**WRITTEN REQUEST:**
List every line in this data where the string "IvyPanda" occurs.

**Entries taken from a collection:**
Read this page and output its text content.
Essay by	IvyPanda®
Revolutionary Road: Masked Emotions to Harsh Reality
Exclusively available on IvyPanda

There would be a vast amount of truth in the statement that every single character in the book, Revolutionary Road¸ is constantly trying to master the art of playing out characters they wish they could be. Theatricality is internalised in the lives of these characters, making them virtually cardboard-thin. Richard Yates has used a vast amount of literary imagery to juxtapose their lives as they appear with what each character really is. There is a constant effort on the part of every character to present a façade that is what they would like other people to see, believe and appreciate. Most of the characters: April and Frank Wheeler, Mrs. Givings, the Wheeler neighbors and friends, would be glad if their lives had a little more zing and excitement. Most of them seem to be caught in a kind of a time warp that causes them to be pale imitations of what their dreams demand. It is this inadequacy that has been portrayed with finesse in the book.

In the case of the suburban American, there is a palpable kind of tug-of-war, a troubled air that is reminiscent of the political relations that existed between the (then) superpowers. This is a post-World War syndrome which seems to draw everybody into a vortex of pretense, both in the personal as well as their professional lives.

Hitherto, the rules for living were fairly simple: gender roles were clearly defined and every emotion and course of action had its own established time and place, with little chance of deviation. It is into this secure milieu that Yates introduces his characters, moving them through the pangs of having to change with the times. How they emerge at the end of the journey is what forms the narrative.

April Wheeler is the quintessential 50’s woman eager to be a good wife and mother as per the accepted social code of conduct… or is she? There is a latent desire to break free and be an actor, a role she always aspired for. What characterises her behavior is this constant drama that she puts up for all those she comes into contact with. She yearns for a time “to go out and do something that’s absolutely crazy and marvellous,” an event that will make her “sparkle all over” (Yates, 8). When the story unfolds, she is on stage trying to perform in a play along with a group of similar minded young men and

**ANSWER TO THIS TASK:**
Essay by	IvyPanda®
Exclusively available on IvyPanda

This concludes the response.